##### Data lines
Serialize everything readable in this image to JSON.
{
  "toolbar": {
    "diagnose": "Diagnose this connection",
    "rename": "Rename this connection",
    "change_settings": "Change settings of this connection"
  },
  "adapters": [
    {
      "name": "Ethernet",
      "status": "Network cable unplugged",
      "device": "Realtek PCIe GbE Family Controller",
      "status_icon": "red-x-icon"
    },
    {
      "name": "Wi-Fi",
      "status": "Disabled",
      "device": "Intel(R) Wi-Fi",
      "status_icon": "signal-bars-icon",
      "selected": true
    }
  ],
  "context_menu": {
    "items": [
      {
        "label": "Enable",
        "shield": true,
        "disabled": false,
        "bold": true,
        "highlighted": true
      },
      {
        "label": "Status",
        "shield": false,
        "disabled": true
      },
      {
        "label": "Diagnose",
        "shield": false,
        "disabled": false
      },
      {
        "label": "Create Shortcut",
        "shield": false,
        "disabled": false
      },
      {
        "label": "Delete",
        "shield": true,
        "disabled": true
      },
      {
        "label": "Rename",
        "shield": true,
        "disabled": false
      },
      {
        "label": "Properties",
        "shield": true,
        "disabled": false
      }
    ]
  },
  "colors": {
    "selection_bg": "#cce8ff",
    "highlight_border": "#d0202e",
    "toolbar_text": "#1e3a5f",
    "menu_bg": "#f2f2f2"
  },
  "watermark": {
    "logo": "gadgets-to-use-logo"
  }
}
##########
##### Data lines
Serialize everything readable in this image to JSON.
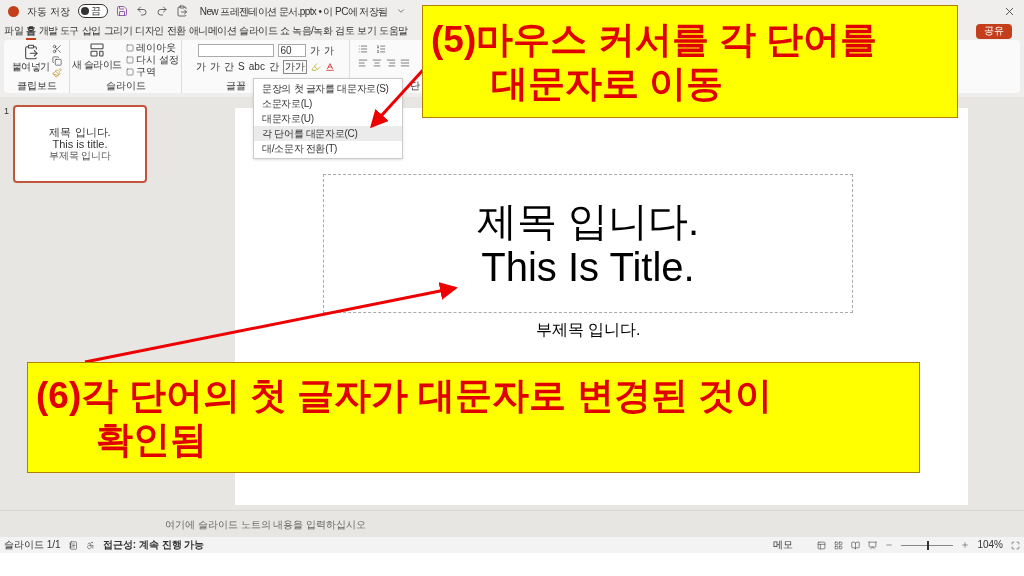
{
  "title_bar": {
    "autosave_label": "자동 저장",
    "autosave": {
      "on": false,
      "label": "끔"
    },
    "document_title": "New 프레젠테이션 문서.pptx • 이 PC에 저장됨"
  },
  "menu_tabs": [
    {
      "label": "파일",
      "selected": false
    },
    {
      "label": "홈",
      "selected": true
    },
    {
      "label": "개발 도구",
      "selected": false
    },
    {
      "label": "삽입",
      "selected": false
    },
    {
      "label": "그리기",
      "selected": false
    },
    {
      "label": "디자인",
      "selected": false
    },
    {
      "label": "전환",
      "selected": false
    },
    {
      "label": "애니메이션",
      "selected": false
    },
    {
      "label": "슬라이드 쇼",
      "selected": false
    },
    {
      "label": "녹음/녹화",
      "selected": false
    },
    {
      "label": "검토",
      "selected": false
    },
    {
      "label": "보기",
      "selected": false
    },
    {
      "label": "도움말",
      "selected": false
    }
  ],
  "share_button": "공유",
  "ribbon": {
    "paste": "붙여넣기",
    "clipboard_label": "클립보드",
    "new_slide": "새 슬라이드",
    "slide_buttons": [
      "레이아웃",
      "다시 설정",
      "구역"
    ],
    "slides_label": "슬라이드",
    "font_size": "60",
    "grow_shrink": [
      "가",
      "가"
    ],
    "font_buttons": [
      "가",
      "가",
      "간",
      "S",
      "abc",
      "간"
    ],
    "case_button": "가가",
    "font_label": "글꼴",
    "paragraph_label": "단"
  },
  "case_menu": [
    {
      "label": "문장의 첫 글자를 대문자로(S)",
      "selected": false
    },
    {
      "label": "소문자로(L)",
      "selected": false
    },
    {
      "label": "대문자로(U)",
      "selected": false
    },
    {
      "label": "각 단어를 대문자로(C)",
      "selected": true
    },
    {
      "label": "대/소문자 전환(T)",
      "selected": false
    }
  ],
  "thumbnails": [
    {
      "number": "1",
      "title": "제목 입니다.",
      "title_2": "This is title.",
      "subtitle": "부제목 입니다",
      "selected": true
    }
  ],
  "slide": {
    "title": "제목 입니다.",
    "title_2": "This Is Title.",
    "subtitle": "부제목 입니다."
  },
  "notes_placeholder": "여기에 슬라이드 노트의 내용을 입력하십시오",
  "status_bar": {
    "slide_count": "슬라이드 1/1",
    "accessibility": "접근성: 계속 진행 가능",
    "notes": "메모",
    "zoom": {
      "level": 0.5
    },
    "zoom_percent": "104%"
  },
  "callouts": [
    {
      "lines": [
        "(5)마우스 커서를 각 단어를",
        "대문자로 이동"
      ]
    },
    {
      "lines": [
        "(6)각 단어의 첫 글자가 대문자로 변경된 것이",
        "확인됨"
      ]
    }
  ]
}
##########
Instructions for the task:
From the listing above, copy all lines holding the word "Rename".

Output for this task:
    "rename": "Rename this connection",
        "label": "Rename",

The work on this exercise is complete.